GOAL:
In the listing, swap "bullet-icon" for "bullet-symbol" in the stretch from the line containing "Extract all elements" through the line containing "list-item: • Clean granular". Return only those lines, with nothing else changed.

======== RECORD EXTRACTS ========

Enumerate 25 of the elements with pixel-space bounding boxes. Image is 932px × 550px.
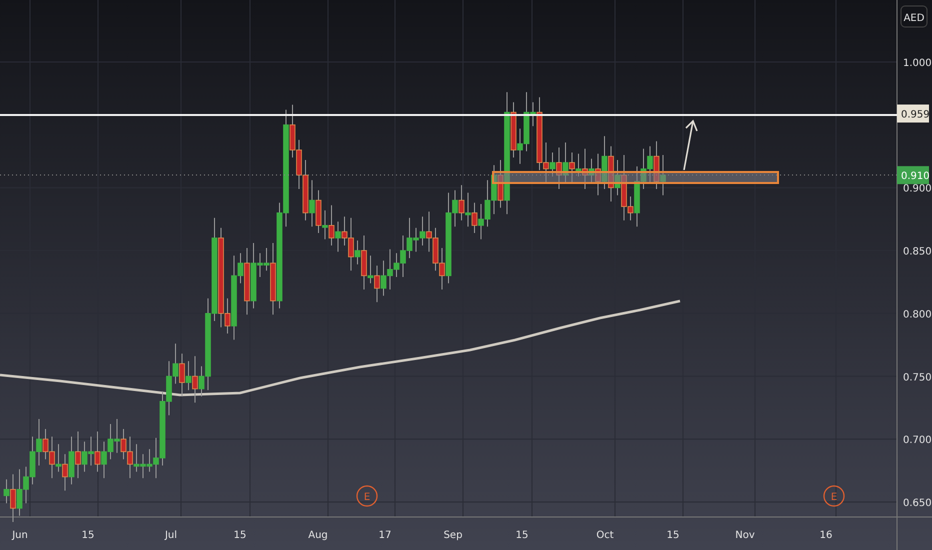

========
======== RECORD EXTRACTS ========

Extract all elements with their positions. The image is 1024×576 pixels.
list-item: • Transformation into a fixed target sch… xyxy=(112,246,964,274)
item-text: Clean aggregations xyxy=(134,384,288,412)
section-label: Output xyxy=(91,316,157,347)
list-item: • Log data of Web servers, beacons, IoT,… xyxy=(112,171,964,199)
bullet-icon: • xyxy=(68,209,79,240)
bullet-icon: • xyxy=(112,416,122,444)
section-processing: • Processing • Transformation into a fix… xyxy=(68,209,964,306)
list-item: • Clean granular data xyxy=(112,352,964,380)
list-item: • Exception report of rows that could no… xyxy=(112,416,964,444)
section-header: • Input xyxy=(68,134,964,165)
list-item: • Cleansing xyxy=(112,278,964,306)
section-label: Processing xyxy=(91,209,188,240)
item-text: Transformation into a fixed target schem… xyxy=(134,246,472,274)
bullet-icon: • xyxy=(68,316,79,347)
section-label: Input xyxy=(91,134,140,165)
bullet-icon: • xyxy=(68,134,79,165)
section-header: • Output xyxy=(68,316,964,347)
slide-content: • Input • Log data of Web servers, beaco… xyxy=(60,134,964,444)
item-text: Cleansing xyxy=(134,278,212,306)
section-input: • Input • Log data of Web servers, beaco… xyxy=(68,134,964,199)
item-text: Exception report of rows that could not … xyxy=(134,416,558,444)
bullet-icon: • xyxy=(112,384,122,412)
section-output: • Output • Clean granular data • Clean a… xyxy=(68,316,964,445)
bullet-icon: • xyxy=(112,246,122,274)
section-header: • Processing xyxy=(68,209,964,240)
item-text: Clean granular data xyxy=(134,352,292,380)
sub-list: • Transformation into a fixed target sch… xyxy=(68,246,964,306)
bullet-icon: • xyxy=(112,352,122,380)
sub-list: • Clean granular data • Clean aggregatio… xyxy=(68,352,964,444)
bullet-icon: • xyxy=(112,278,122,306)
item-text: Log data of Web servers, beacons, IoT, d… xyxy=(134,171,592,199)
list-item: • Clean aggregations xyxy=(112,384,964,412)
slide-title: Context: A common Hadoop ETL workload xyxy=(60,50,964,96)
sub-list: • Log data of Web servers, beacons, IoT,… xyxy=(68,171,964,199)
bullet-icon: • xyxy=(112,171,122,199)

========

TASK OUTPUT:
Extract all elements with their positions. The image is 1024×576 pixels.
list-item: • Transformation into a fixed target sch… xyxy=(112,246,964,274)
item-text: Clean aggregations xyxy=(134,384,288,412)
section-label: Output xyxy=(91,316,157,347)
list-item: • Log data of Web servers, beacons, IoT,… xyxy=(112,171,964,199)
bullet-symbol: • xyxy=(68,209,79,240)
bullet-symbol: • xyxy=(112,416,122,444)
section-processing: • Processing • Transformation into a fix… xyxy=(68,209,964,306)
list-item: • Clean granular data xyxy=(112,352,964,380)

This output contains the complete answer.